● Short task
Pictures should be excluded; otherwise, copy every entry exactly.

● Task inputs
──────────────────────────────

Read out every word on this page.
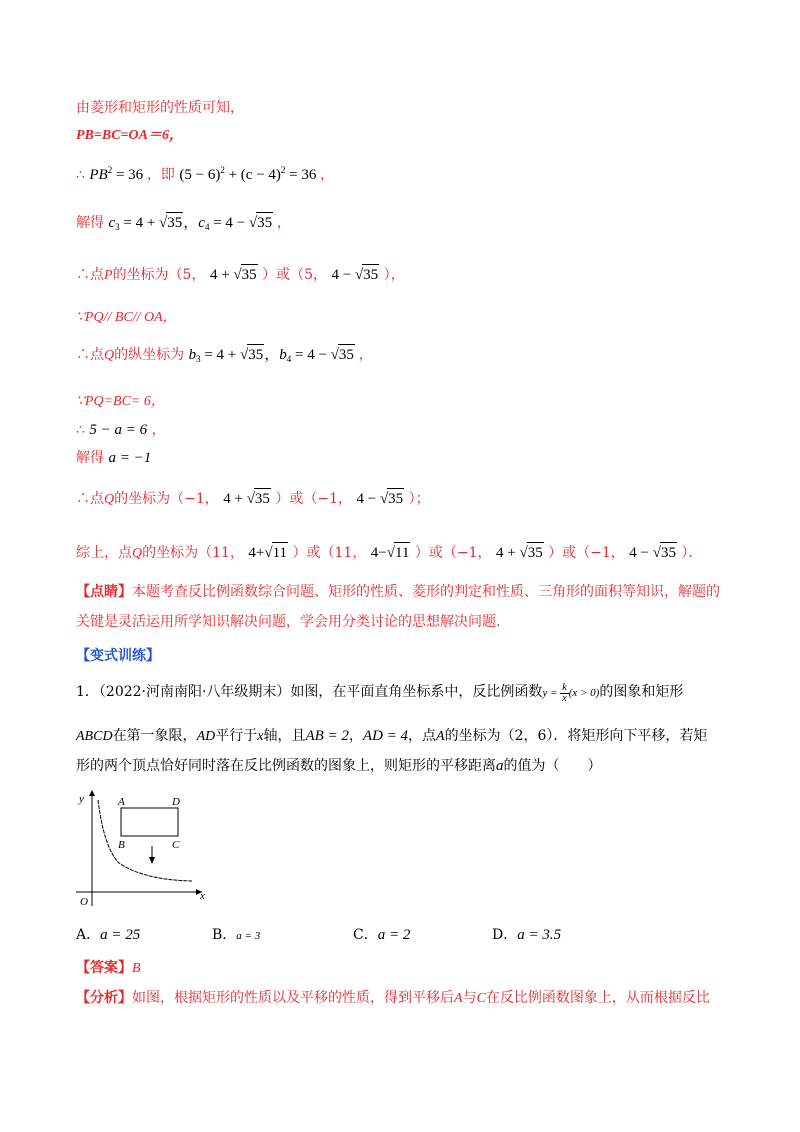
由菱形和矩形的性质可知，
PB=BC=OA＝6，
∴ $PB^2 = 36$ ，即 $(5 - 6)^2 + (c - 4)^2 = 36$ ，
解得 $c_3 = 4 + √35$，$c_4 = 4 - √35$ ，
∴点P的坐标为（5， 4 + √35 ）或（5， 4 − √35 ），
∵PQ// BC// OA，
∴点Q的纵坐标为 $b_3 = 4 + √35$，$b_4 = 4 - √35$ ，
∵PQ=BC= 6，
∴ 5 − a = 6 ，
解得 a = −1
∴点Q的坐标为（−1， 4 + √35 ）或（−1， 4 − √35 ）；
综上，点Q的坐标为（11， 4+√11 ）或（11， 4−√11 ）或（−1， 4 + √35 ）或（−1， 4 − √35 ）．
【点睛】本题考查反比例函数综合问题、矩形的性质、菱形的判定和性质、三角形的面积等知识，解题的
关键是灵活运用所学知识解决问题，学会用分类讨论的思想解决问题.
【变式训练】
1．（2022·河南南阳·八年级期末）如图，在平面直角坐标系中，反比例函数$y = \frac{k}{x} (x > 0)$的图象和矩形
ABCD在第一象限，AD平行于x轴，且AB = 2，AD = 4，点A的坐标为（2，6）．将矩形向下平移，若矩
形的两个顶点恰好同时落在反比例函数的图象上，则矩形的平移距离a的值为（　　）
y
x
O
A	D
B	C
A．a = 25	B．a = 3	C．a = 2	D．a = 3.5
【答案】B
【分析】如图，根据矩形的性质以及平移的性质，得到平移后A与C在反比例函数图象上，从而根据反比
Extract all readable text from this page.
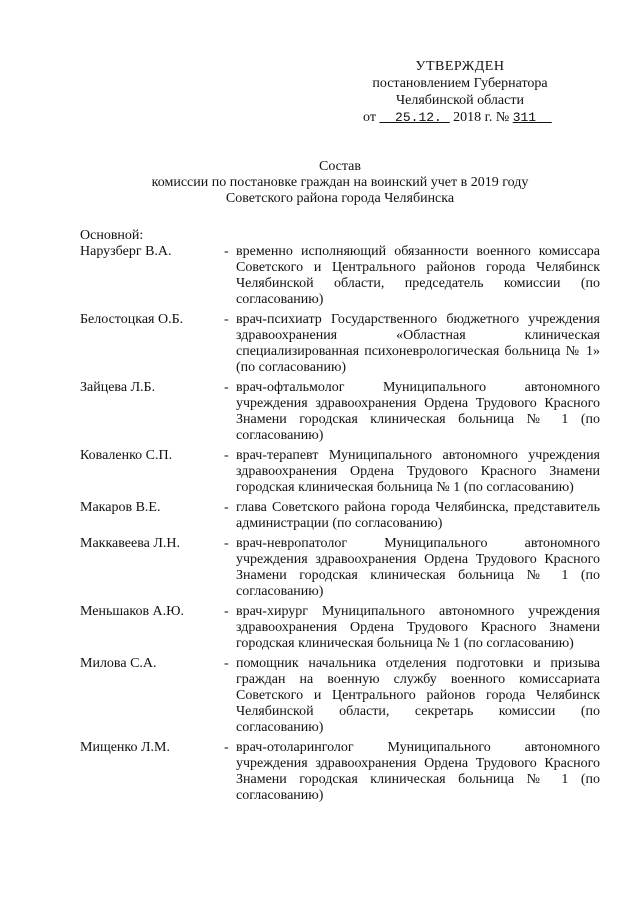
УТВЕРЖДЕН
постановлением Губернатора
Челябинской области
от 25.12. 2018 г. № 311
Состав
комиссии по постановке граждан на воинский учет в 2019 году
Советского района города Челябинска
Основной:
Нарузберг В.А.	- временно исполняющий обязанности военного комиссара Советского и Центрального районов города Челябинск Челябинской области, председатель комиссии (по согласованию)
Белостоцкая О.Б.	- врач-психиатр Государственного бюджетного учреждения здравоохранения «Областная клиническая специализированная психоневрологическая больница № 1» (по согласованию)
Зайцева Л.Б.	- врач-офтальмолог Муниципального автономного учреждения здравоохранения Ордена Трудового Красного Знамени городская клиническая больница № 1 (по согласованию)
Коваленко С.П.	- врач-терапевт Муниципального автономного учреждения здравоохранения Ордена Трудового Красного Знамени городская клиническая больница № 1 (по согласованию)
Макаров В.Е.	- глава Советского района города Челябинска, представитель администрации (по согласованию)
Маккавеева Л.Н.	- врач-невропатолог Муниципального автономного учреждения здравоохранения Ордена Трудового Красного Знамени городская клиническая больница № 1 (по согласованию)
Меньшаков А.Ю.	- врач-хирург Муниципального автономного учреждения здравоохранения Ордена Трудового Красного Знамени городская клиническая больница № 1 (по согласованию)
Милова С.А.	- помощник начальника отделения подготовки и призыва граждан на военную службу военного комиссариата Советского и Центрального районов города Челябинск Челябинской области, секретарь комиссии (по согласованию)
Мищенко Л.М.	- врач-отоларинголог Муниципального автономного учреждения здравоохранения Ордена Трудового Красного Знамени городская клиническая больница № 1 (по согласованию)
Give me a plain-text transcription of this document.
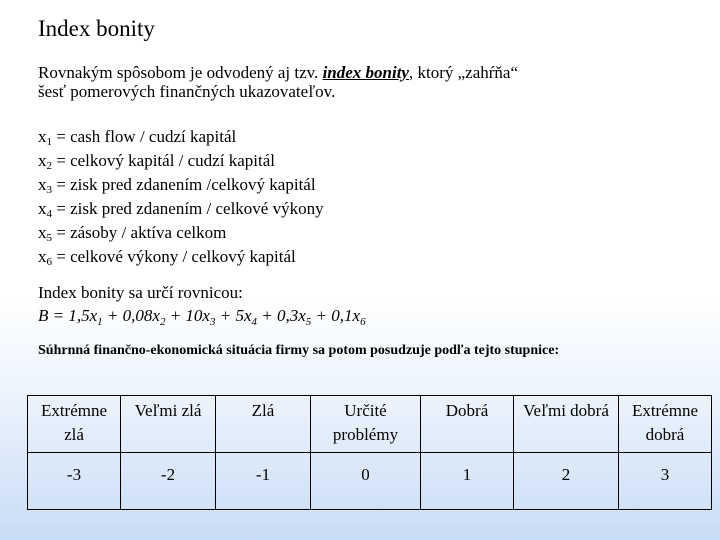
Index bonity
Rovnakým spôsobom je odvodený aj tzv. index bonity, ktorý „zahŕňa“
šesť pomerových finančných ukazovateľov.
$x_1$ = cash flow / cudzí kapitál
$x_2$ = celkový kapitál / cudzí kapitál
$x_3$ = zisk pred zdanením /celkový kapitál
$x_4$ = zisk pred zdanením / celkové výkony
$x_5$ = zásoby / aktíva celkom
$x_6$ = celkové výkony / celkový kapitál
Index bonity sa určí rovnicou:
$B = 1,5x_1 + 0,08x_2 + 10x_3 + 5x_4 + 0,3x_5 + 0,1x_6$
Súhrnná finančno-ekonomická situácia firmy sa potom posudzuje podľa tejto stupnice:
Extrémne zlá	Veľmi zlá	Zlá	Určité problémy	Dobrá	Veľmi dobrá	Extrémne dobrá
-3	-2	-1	0	1	2	3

──────────────────────────────

● Written solution
Read out every word on this page.
由菱形和矩形的性质可知，
PB=BC=OA＝6，
∴ $PB^2 = 36$ ，即 $(5 - 6)^2 + (c - 4)^2 = 36$ ，
解得 $c_3 = 4 + √35$，$c_4 = 4 - √35$ ，
∴点P的坐标为（5， 4 + √35 ）或（5， 4 − √35 ），
∵PQ// BC// OA，
∴点Q的纵坐标为 $b_3 = 4 + √35$，$b_4 = 4 - √35$ ，
∵PQ=BC= 6，
∴ 5 − a = 6 ，
解得 a = −1
∴点Q的坐标为（−1， 4 + √35 ）或（−1， 4 − √35 ）；
综上，点Q的坐标为（11， 4+√11 ）或（11， 4−√11 ）或（−1， 4 + √35 ）或（−1， 4 − √35 ）．
【点睛】本题考查反比例函数综合问题、矩形的性质、菱形的判定和性质、三角形的面积等知识，解题的
关键是灵活运用所学知识解决问题，学会用分类讨论的思想解决问题.
【变式训练】
1．（2022·河南南阳·八年级期末）如图，在平面直角坐标系中，反比例函数$y = \frac{k}{x} (x > 0)$的图象和矩形
ABCD在第一象限，AD平行于x轴，且AB = 2，AD = 4，点A的坐标为（2，6）．将矩形向下平移，若矩
形的两个顶点恰好同时落在反比例函数的图象上，则矩形的平移距离a的值为（　　）
y
x
O
A	D
B	C
A．a = 25	B．a = 3	C．a = 2	D．a = 3.5
【答案】B
【分析】如图，根据矩形的性质以及平移的性质，得到平移后A与C在反比例函数图象上，从而根据反比
Extract all readable text from this page.
УТВЕРЖДЕН
постановлением Губернатора
Челябинской области
от 25.12. 2018 г. № 311
Состав
комиссии по постановке граждан на воинский учет в 2019 году
Советского района города Челябинска
Основной:
Нарузберг В.А.	- временно исполняющий обязанности военного комиссара Советского и Центрального районов города Челябинск Челябинской области, председатель комиссии (по согласованию)
Белостоцкая О.Б.	- врач-психиатр Государственного бюджетного учреждения здравоохранения «Областная клиническая специализированная психоневрологическая больница № 1» (по согласованию)
Зайцева Л.Б.	- врач-офтальмолог Муниципального автономного учреждения здравоохранения Ордена Трудового Красного Знамени городская клиническая больница № 1 (по согласованию)
Коваленко С.П.	- врач-терапевт Муниципального автономного учреждения здравоохранения Ордена Трудового Красного Знамени городская клиническая больница № 1 (по согласованию)
Макаров В.Е.	- глава Советского района города Челябинска, представитель администрации (по согласованию)
Маккавеева Л.Н.	- врач-невропатолог Муниципального автономного учреждения здравоохранения Ордена Трудового Красного Знамени городская клиническая больница № 1 (по согласованию)
Меньшаков А.Ю.	- врач-хирург Муниципального автономного учреждения здравоохранения Ордена Трудового Красного Знамени городская клиническая больница № 1 (по согласованию)
Милова С.А.	- помощник начальника отделения подготовки и призыва граждан на военную службу военного комиссариата Советского и Центрального районов города Челябинск Челябинской области, секретарь комиссии (по согласованию)
Мищенко Л.М.	- врач-отоларинголог Муниципального автономного учреждения здравоохранения Ордена Трудового Красного Знамени городская клиническая больница № 1 (по согласованию)
Give me a plain-text transcription of this document.
Index bonity
Rovnakým spôsobom je odvodený aj tzv. index bonity, ktorý „zahŕňa“
šesť pomerových finančných ukazovateľov.
$x_1$ = cash flow / cudzí kapitál
$x_2$ = celkový kapitál / cudzí kapitál
$x_3$ = zisk pred zdanením /celkový kapitál
$x_4$ = zisk pred zdanením / celkové výkony
$x_5$ = zásoby / aktíva celkom
$x_6$ = celkové výkony / celkový kapitál
Index bonity sa určí rovnicou:
$B = 1,5x_1 + 0,08x_2 + 10x_3 + 5x_4 + 0,3x_5 + 0,1x_6$
Súhrnná finančno-ekonomická situácia firmy sa potom posudzuje podľa tejto stupnice:
Extrémne zlá	Veľmi zlá	Zlá	Určité problémy	Dobrá	Veľmi dobrá	Extrémne dobrá
-3	-2	-1	0	1	2	3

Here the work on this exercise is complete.